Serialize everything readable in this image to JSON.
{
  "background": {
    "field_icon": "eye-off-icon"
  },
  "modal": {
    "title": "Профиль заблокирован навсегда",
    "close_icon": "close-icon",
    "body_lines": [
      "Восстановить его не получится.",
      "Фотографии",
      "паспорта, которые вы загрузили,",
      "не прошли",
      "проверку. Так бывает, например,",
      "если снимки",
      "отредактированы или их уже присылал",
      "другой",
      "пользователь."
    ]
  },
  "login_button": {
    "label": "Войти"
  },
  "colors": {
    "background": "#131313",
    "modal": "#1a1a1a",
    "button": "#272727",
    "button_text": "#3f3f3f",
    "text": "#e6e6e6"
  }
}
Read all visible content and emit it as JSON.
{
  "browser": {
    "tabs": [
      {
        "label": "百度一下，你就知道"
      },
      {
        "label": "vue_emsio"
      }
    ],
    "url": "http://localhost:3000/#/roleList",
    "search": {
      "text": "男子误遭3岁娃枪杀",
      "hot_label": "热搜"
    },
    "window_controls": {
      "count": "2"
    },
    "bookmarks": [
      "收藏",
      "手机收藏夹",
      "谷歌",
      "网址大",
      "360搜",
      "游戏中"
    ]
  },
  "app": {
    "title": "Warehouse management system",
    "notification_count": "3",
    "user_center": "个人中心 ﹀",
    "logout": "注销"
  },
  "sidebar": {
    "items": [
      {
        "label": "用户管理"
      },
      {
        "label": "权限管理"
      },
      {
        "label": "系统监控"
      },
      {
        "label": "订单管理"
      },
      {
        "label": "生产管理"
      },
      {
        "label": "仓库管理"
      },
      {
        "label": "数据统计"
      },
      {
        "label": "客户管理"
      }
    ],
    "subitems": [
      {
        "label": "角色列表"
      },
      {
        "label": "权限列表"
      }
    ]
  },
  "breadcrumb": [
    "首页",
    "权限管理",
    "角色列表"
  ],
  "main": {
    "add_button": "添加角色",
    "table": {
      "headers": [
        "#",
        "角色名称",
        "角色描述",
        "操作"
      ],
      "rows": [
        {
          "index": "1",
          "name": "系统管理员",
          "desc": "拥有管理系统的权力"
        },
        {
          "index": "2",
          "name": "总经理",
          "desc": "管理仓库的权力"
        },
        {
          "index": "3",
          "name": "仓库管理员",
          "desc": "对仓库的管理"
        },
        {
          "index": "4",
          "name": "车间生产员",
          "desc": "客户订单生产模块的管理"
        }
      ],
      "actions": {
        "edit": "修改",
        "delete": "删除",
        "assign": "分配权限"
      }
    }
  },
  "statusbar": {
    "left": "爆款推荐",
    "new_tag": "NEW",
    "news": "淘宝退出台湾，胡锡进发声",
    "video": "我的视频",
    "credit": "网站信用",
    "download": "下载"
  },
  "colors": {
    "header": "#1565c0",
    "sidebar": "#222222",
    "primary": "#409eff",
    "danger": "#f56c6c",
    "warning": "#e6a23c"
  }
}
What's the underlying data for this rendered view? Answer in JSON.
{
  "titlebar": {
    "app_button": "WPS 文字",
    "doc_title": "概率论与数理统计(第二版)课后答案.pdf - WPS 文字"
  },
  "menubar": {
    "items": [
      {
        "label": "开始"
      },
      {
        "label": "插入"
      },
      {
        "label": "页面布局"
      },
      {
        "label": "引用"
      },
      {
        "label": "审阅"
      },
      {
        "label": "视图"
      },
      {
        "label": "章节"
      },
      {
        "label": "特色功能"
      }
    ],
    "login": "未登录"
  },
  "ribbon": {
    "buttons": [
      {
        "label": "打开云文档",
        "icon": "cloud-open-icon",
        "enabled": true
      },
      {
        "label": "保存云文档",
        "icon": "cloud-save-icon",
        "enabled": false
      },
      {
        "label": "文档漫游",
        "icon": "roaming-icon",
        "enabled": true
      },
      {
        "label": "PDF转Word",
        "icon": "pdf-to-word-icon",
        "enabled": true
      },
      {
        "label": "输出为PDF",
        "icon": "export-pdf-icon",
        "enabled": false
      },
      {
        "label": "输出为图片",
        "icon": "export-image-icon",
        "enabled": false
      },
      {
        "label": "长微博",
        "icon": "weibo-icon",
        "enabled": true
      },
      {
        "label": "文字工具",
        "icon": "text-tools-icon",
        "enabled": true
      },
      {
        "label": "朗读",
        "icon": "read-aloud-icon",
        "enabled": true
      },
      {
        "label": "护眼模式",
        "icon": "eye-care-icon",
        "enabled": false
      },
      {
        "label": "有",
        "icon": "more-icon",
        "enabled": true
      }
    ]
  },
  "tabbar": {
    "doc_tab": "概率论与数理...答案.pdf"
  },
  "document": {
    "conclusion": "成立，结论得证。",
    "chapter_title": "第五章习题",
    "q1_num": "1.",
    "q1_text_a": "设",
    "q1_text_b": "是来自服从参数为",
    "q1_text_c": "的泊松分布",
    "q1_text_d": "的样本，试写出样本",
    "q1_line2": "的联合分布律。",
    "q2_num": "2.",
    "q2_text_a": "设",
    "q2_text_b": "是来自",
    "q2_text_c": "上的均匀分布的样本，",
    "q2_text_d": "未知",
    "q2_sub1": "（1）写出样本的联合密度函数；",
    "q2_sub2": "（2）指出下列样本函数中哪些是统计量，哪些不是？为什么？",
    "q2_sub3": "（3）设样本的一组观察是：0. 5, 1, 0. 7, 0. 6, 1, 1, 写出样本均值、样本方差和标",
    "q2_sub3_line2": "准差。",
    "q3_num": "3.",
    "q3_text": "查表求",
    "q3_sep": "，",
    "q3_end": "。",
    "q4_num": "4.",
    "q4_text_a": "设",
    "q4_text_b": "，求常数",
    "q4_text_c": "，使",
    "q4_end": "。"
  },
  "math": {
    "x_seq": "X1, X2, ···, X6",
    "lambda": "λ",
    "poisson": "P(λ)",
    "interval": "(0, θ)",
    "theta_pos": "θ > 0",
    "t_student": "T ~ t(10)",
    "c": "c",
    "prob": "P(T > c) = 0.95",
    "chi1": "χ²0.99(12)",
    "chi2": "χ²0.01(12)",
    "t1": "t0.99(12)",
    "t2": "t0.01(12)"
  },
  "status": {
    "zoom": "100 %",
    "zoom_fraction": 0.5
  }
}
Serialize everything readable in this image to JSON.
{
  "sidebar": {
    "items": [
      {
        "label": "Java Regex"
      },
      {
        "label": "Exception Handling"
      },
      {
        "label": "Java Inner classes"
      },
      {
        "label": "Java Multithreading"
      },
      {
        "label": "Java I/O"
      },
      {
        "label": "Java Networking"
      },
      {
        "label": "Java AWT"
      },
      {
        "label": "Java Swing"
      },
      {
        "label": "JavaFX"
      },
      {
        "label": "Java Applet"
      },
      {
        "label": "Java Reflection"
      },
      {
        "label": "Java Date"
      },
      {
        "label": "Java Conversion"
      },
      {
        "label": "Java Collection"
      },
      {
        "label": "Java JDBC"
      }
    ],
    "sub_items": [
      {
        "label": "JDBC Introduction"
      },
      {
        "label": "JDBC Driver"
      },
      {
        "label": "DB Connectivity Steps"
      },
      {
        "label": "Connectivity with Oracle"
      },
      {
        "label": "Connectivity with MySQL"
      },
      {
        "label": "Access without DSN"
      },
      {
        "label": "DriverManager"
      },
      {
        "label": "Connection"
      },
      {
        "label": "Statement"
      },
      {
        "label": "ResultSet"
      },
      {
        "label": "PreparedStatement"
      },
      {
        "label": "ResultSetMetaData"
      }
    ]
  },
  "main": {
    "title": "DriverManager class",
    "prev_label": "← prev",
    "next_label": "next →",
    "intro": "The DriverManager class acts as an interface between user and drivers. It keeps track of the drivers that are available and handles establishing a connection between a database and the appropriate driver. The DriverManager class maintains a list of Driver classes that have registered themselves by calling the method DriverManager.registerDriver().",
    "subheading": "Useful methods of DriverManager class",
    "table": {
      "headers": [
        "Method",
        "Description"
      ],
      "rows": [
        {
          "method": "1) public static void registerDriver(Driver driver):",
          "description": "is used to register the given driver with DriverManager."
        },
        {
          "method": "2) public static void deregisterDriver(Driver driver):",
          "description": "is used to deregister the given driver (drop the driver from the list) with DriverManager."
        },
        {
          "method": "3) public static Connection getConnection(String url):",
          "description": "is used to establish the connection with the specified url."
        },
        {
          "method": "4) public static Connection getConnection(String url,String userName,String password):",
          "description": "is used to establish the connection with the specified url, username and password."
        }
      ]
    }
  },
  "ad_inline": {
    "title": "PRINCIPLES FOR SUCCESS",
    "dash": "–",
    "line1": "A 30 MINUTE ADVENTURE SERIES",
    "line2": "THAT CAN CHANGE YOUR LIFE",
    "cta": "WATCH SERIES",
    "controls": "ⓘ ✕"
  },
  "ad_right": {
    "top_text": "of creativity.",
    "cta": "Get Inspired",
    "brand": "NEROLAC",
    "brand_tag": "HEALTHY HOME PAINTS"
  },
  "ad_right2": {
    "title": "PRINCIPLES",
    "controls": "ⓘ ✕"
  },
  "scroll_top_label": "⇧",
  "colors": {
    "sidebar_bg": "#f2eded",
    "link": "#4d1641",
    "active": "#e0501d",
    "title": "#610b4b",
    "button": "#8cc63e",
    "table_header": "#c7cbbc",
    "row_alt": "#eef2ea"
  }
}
===============
_Stated exercise:_ A line counts if it holds the word "given". Work out how many lines in the listing count, and give only that number.

_Task output:_ 2